- [STATED EXERCISE]: Which lines hold the word "name"? Show each of them.

(Figure record extracts)

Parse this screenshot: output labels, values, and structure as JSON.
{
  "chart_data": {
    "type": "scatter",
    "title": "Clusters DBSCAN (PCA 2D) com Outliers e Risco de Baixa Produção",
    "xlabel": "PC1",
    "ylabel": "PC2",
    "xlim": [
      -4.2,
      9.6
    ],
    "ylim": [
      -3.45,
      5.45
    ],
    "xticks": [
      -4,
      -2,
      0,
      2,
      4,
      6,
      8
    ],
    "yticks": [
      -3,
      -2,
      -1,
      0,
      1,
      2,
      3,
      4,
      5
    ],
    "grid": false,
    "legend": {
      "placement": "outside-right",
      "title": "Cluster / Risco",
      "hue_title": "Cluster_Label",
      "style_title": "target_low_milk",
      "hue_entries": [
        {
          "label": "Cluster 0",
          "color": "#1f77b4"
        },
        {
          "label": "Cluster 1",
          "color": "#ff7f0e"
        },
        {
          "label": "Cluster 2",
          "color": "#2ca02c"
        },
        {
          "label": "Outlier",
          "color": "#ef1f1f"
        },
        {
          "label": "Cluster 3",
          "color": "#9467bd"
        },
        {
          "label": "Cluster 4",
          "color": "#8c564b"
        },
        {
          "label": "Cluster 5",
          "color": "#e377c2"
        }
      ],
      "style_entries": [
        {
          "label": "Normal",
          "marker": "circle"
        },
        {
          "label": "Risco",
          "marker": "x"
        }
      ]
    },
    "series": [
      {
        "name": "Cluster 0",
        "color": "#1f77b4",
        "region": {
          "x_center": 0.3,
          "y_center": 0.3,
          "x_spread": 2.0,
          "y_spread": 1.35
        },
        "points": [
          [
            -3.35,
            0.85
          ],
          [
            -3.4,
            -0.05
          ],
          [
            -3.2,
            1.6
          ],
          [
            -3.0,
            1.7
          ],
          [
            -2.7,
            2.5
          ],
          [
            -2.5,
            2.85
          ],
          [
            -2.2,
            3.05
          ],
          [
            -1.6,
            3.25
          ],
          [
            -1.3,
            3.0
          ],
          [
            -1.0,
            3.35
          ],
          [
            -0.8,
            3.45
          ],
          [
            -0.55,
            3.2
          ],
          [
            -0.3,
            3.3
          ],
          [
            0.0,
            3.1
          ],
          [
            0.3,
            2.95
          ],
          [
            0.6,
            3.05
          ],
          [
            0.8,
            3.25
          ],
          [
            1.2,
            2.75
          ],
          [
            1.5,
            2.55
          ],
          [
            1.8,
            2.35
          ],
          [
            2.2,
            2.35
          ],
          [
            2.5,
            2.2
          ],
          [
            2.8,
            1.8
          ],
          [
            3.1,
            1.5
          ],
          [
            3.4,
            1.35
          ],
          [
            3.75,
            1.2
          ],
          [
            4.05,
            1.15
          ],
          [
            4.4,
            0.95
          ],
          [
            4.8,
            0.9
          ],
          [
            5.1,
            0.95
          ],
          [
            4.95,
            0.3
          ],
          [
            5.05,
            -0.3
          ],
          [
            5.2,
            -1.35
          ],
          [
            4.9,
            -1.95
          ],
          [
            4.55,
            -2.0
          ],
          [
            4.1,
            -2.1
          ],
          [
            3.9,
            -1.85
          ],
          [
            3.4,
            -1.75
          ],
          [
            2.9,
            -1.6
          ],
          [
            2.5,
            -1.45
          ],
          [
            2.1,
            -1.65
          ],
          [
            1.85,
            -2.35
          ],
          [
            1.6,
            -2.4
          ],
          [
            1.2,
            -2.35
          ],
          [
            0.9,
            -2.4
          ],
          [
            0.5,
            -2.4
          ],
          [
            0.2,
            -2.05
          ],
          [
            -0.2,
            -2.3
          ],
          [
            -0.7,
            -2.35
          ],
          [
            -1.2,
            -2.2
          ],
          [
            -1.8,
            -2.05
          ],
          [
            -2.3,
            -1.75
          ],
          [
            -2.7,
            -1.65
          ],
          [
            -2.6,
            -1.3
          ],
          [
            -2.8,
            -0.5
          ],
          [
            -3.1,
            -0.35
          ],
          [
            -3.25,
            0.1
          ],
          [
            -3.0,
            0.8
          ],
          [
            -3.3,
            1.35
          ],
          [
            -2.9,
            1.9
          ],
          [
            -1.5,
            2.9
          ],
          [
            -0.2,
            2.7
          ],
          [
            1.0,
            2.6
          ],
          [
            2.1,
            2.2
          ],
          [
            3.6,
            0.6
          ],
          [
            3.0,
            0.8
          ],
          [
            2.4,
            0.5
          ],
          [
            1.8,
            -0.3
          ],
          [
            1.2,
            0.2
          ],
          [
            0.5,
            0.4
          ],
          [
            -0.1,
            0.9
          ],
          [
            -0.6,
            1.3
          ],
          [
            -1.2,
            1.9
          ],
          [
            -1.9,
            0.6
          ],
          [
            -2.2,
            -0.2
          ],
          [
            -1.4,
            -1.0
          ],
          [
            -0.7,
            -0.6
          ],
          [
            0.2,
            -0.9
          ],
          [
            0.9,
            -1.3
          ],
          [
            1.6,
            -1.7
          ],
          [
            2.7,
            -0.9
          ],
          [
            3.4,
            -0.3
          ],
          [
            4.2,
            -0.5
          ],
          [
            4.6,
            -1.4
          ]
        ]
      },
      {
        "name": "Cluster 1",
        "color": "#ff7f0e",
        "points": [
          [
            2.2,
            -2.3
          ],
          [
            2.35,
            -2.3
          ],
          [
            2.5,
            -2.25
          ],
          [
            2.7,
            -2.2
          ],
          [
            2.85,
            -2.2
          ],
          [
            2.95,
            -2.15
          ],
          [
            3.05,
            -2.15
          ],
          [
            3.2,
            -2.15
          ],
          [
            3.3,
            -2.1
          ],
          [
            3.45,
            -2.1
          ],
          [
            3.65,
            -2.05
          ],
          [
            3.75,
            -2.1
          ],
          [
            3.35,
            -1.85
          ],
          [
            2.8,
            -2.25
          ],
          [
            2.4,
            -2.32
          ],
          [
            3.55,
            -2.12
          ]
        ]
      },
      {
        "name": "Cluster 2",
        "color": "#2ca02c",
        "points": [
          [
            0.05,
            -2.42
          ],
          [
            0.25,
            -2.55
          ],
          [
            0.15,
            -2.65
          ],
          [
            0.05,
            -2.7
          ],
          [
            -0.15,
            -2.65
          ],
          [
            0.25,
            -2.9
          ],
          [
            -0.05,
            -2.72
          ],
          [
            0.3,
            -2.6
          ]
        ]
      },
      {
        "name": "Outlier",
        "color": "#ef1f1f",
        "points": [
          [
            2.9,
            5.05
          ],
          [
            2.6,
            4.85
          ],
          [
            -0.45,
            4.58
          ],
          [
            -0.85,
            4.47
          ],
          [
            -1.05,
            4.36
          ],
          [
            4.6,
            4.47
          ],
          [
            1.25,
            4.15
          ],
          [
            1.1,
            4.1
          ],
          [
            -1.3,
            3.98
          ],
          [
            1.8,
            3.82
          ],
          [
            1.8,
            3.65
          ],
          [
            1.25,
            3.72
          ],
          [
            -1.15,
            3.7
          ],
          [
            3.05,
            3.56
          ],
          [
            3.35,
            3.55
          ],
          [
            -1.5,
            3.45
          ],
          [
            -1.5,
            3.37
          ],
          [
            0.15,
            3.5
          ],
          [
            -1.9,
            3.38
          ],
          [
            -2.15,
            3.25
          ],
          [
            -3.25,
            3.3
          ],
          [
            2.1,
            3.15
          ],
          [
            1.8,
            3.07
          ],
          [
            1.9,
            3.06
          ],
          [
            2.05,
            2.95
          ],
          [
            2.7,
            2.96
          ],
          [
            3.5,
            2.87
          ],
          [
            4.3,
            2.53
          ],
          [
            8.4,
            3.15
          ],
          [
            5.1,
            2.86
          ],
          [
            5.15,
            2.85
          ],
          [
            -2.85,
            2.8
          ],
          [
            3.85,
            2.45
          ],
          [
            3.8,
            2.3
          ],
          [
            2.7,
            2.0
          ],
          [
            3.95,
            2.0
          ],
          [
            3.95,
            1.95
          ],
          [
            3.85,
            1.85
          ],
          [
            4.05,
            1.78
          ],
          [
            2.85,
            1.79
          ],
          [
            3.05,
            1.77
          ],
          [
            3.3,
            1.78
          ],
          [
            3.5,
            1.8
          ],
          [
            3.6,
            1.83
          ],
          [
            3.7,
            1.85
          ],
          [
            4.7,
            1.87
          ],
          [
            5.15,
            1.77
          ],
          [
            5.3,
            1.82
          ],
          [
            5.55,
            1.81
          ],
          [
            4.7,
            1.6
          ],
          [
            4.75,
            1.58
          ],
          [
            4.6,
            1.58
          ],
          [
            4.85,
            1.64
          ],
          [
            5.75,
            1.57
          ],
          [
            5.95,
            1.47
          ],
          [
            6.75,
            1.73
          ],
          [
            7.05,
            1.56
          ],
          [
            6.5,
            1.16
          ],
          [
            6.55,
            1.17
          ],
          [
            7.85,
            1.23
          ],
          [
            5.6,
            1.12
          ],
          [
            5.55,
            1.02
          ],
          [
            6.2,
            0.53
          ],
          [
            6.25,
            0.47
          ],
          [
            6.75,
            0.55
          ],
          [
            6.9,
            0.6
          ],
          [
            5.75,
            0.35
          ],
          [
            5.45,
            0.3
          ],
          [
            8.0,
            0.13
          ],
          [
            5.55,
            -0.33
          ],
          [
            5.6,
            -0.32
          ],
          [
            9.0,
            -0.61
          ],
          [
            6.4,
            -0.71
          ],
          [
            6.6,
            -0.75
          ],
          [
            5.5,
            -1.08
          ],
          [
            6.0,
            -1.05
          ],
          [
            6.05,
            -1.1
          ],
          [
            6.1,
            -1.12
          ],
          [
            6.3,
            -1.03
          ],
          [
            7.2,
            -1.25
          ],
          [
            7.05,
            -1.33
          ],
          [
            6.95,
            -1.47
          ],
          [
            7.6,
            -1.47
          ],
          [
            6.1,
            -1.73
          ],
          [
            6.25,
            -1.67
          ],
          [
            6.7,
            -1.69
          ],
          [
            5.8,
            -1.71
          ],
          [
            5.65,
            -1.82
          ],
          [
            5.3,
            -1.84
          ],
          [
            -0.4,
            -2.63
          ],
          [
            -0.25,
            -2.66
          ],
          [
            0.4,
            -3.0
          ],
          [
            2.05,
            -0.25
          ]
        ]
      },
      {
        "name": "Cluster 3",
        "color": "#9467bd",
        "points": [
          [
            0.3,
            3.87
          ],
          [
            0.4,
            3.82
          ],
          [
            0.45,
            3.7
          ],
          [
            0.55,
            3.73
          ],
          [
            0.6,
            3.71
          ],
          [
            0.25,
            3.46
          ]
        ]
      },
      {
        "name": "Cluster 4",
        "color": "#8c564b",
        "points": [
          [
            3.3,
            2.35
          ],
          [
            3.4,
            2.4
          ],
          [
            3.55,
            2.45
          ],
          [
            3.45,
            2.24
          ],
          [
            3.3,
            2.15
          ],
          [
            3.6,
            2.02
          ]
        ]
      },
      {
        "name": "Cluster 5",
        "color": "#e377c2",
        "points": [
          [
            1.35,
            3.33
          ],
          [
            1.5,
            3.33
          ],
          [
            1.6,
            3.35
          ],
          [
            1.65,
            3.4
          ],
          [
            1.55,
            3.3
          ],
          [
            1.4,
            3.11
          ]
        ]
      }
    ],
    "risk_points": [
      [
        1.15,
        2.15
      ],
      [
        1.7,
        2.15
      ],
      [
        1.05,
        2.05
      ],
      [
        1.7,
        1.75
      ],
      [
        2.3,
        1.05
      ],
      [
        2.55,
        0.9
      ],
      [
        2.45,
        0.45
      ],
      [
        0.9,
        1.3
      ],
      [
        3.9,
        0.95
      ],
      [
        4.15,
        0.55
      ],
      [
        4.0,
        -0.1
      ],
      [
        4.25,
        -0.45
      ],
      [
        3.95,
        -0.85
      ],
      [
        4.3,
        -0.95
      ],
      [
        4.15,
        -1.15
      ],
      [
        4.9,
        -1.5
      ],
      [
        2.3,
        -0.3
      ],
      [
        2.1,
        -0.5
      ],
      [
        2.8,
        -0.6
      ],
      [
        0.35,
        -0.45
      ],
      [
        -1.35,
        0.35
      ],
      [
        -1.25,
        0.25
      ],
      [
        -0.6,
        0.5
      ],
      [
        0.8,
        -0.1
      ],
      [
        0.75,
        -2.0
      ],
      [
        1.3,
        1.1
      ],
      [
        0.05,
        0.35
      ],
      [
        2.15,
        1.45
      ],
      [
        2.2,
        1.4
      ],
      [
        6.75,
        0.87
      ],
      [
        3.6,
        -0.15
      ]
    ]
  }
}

- [TASK SOLUTION]:
        "name": "Cluster 0",
        "name": "Cluster 1",
        "name": "Cluster 2",
        "name": "Outlier",
        "name": "Cluster 3",
        "name": "Cluster 4",
        "name": "Cluster 5",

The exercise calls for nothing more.